(Dataset rows about figures)
■ ■ ■ ■ ■ ■ ■
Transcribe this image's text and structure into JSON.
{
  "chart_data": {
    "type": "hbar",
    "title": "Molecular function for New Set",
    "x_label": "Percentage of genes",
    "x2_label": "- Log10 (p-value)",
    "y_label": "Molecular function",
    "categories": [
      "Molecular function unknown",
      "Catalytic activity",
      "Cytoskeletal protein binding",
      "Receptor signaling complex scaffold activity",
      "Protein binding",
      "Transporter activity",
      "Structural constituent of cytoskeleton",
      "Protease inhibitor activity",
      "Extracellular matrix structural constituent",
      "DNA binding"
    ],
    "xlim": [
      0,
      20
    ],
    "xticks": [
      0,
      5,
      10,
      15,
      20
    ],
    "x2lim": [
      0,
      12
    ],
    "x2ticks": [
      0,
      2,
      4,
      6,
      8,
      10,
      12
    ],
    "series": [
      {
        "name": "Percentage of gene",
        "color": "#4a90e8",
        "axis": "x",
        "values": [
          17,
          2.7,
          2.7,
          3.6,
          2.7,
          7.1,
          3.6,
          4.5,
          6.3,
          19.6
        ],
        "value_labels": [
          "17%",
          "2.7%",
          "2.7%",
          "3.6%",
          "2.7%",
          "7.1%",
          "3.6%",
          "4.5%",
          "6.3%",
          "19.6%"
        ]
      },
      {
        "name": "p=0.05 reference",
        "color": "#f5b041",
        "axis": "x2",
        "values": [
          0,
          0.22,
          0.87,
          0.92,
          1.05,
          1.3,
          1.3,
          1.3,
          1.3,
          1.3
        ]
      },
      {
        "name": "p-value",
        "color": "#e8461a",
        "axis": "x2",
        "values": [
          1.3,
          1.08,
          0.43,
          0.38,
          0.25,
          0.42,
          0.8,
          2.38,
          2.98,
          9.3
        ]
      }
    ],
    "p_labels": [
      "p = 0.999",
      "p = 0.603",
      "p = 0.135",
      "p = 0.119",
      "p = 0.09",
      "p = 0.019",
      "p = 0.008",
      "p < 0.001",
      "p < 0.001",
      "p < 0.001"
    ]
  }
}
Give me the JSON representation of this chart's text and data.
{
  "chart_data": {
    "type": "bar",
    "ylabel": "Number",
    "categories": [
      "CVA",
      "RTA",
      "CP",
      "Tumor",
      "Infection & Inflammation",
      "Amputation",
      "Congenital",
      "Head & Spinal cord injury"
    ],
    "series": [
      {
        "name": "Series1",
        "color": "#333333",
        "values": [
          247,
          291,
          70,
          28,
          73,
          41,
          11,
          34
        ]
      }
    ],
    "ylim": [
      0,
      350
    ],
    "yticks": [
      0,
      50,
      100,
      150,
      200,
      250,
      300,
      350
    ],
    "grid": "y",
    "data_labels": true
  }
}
■ ■ ■ ■ ■ ■ ■
# REQUIRED WORK
Lines with the word "constituent": copy each one from the data above.

# TASK RESULT
      "Structural constituent of cytoskeleton",
      "Extracellular matrix structural constituent",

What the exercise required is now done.